> [Task objective]: Exclude all pictures, then copy each of the records exactly as written.

(Extracted data entries)
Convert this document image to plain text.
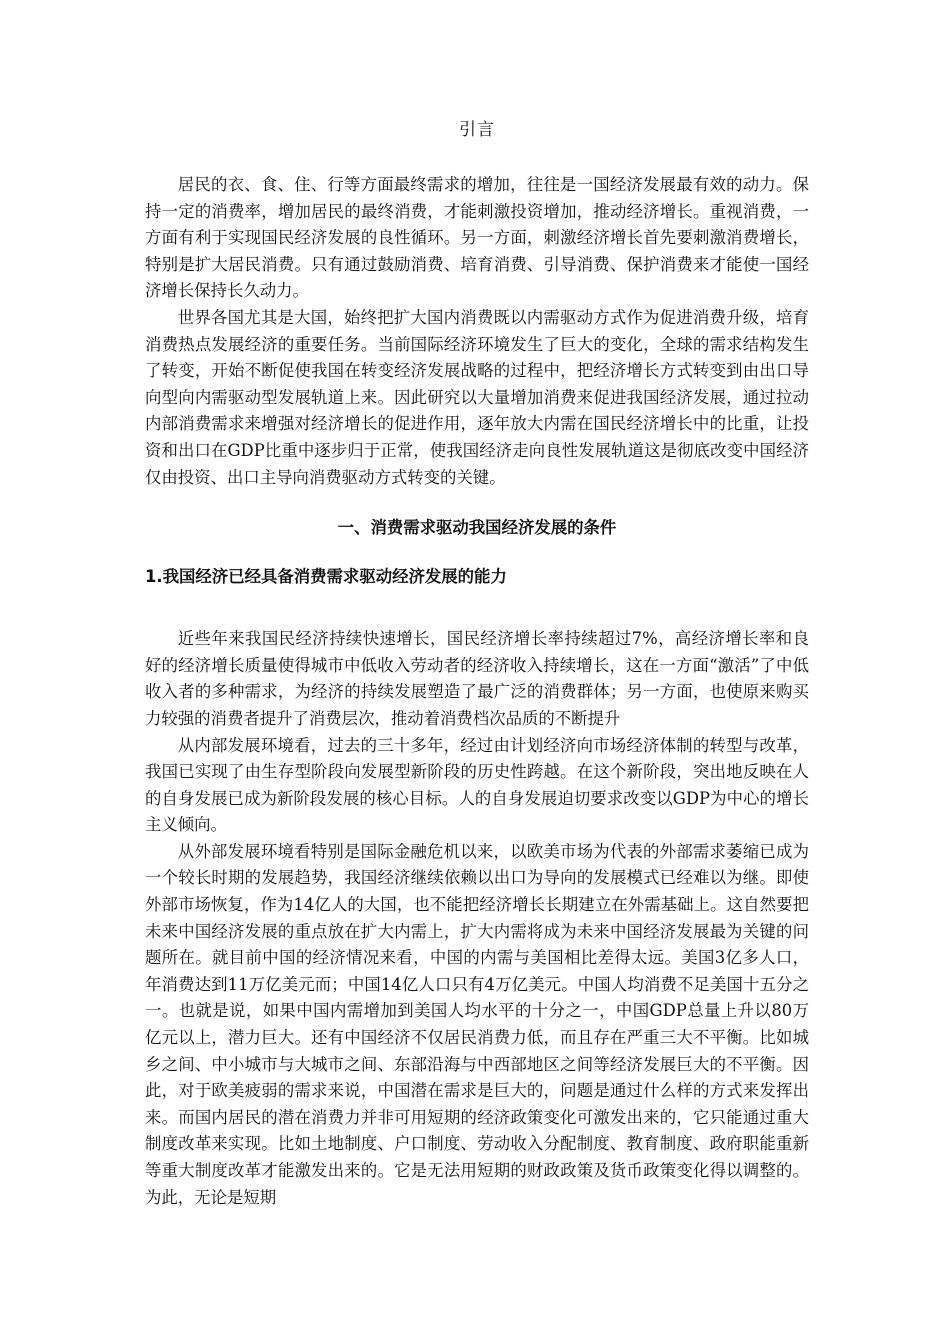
引言

居民的衣、食、住、行等方面最终需求的增加，往往是一国经济发展最有效的动力。保持一定的消费率，增加居民的最终消费，才能刺激投资增加，推动经济增长。重视消费，一方面有利于实现国民经济发展的良性循环。另一方面，刺激经济增长首先要刺激消费增长，特别是扩大居民消费。只有通过鼓励消费、培育消费、引导消费、保护消费来才能使一国经济增长保持长久动力。

世界各国尤其是大国，始终把扩大国内消费既以内需驱动方式作为促进消费升级，培育消费热点发展经济的重要任务。当前国际经济环境发生了巨大的变化，全球的需求结构发生了转变，开始不断促使我国在转变经济发展战略的过程中，把经济增长方式转变到由出口导向型向内需驱动型发展轨道上来。因此研究以大量增加消费来促进我国经济发展，通过拉动内部消费需求来增强对经济增长的促进作用，逐年放大内需在国民经济增长中的比重，让投资和出口在GDP比重中逐步归于正常，使我国经济走向良性发展轨道这是彻底改变中国经济仅由投资、出口主导向消费驱动方式转变的关键。

一、消费需求驱动我国经济发展的条件
1.我国经济已经具备消费需求驱动经济发展的能力

近些年来我国民经济持续快速增长，国民经济增长率持续超过7%，高经济增长率和良好的经济增长质量使得城市中低收入劳动者的经济收入持续增长，这在一方面“激活”了中低收入者的多种需求，为经济的持续发展塑造了最广泛的消费群体；另一方面，也使原来购买力较强的消费者提升了消费层次，推动着消费档次品质的不断提升

从内部发展环境看，过去的三十多年，经过由计划经济向市场经济体制的转型与改革，我国已实现了由生存型阶段向发展型新阶段的历史性跨越。在这个新阶段，突出地反映在人的自身发展已成为新阶段发展的核心目标。人的自身发展迫切要求改变以GDP为中心的增长主义倾向。

从外部发展环境看特别是国际金融危机以来，以欧美市场为代表的外部需求萎缩已成为一个较长时期的发展趋势，我国经济继续依赖以出口为导向的发展模式已经难以为继。即使外部市场恢复，作为14亿人的大国，也不能把经济增长长期建立在外需基础上。这自然要把未来中国经济发展的重点放在扩大内需上，扩大内需将成为未来中国经济发展最为关键的问题所在。就目前中国的经济情况来看，中国的内需与美国相比差得太远。美国3亿多人口，年消费达到11万亿美元而；中国14亿人口只有4万亿美元。中国人均消费不足美国十五分之一。也就是说，如果中国内需增加到美国人均水平的十分之一，中国GDP总量上升以80万亿元以上，潜力巨大。还有中国经济不仅居民消费力低，而且存在严重三大不平衡。比如城乡之间、中小城市与大城市之间、东部沿海与中西部地区之间等经济发展巨大的不平衡。因此，对于欧美疲弱的需求来说，中国潜在需求是巨大的，问题是通过什么样的方式来发挥出来。而国内居民的潜在消费力并非可用短期的经济政策变化可激发出来的，它只能通过重大制度改革来实现。比如土地制度、户口制度、劳动收入分配制度、教育制度、政府职能重新等重大制度改革才能激发出来的。它是无法用短期的财政政策及货币政策变化得以调整的。为此，无论是短期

> [Solution for this problem]:
Convert this document image to plain text.
引言

居民的衣、食、住、行等方面最终需求的增加，往往是一国经济发展最有效的动力。保持一定的消费率，增加居民的最终消费，才能刺激投资增加，推动经济增长。重视消费，一方面有利于实现国民经济发展的良性循环。另一方面，刺激经济增长首先要刺激消费增长，特别是扩大居民消费。只有通过鼓励消费、培育消费、引导消费、保护消费来才能使一国经济增长保持长久动力。

世界各国尤其是大国，始终把扩大国内消费既以内需驱动方式作为促进消费升级，培育消费热点发展经济的重要任务。当前国际经济环境发生了巨大的变化，全球的需求结构发生了转变，开始不断促使我国在转变经济发展战略的过程中，把经济增长方式转变到由出口导向型向内需驱动型发展轨道上来。因此研究以大量增加消费来促进我国经济发展，通过拉动内部消费需求来增强对经济增长的促进作用，逐年放大内需在国民经济增长中的比重，让投资和出口在GDP比重中逐步归于正常，使我国经济走向良性发展轨道这是彻底改变中国经济仅由投资、出口主导向消费驱动方式转变的关键。

一、消费需求驱动我国经济发展的条件
1.我国经济已经具备消费需求驱动经济发展的能力

近些年来我国民经济持续快速增长，国民经济增长率持续超过7%，高经济增长率和良好的经济增长质量使得城市中低收入劳动者的经济收入持续增长，这在一方面“激活”了中低收入者的多种需求，为经济的持续发展塑造了最广泛的消费群体；另一方面，也使原来购买力较强的消费者提升了消费层次，推动着消费档次品质的不断提升

从内部发展环境看，过去的三十多年，经过由计划经济向市场经济体制的转型与改革，我国已实现了由生存型阶段向发展型新阶段的历史性跨越。在这个新阶段，突出地反映在人的自身发展已成为新阶段发展的核心目标。人的自身发展迫切要求改变以GDP为中心的增长主义倾向。

从外部发展环境看特别是国际金融危机以来，以欧美市场为代表的外部需求萎缩已成为一个较长时期的发展趋势，我国经济继续依赖以出口为导向的发展模式已经难以为继。即使外部市场恢复，作为14亿人的大国，也不能把经济增长长期建立在外需基础上。这自然要把未来中国经济发展的重点放在扩大内需上，扩大内需将成为未来中国经济发展最为关键的问题所在。就目前中国的经济情况来看，中国的内需与美国相比差得太远。美国3亿多人口，年消费达到11万亿美元而；中国14亿人口只有4万亿美元。中国人均消费不足美国十五分之一。也就是说，如果中国内需增加到美国人均水平的十分之一，中国GDP总量上升以80万亿元以上，潜力巨大。还有中国经济不仅居民消费力低，而且存在严重三大不平衡。比如城乡之间、中小城市与大城市之间、东部沿海与中西部地区之间等经济发展巨大的不平衡。因此，对于欧美疲弱的需求来说，中国潜在需求是巨大的，问题是通过什么样的方式来发挥出来。而国内居民的潜在消费力并非可用短期的经济政策变化可激发出来的，它只能通过重大制度改革来实现。比如土地制度、户口制度、劳动收入分配制度、教育制度、政府职能重新等重大制度改革才能激发出来的。它是无法用短期的财政政策及货币政策变化得以调整的。为此，无论是短期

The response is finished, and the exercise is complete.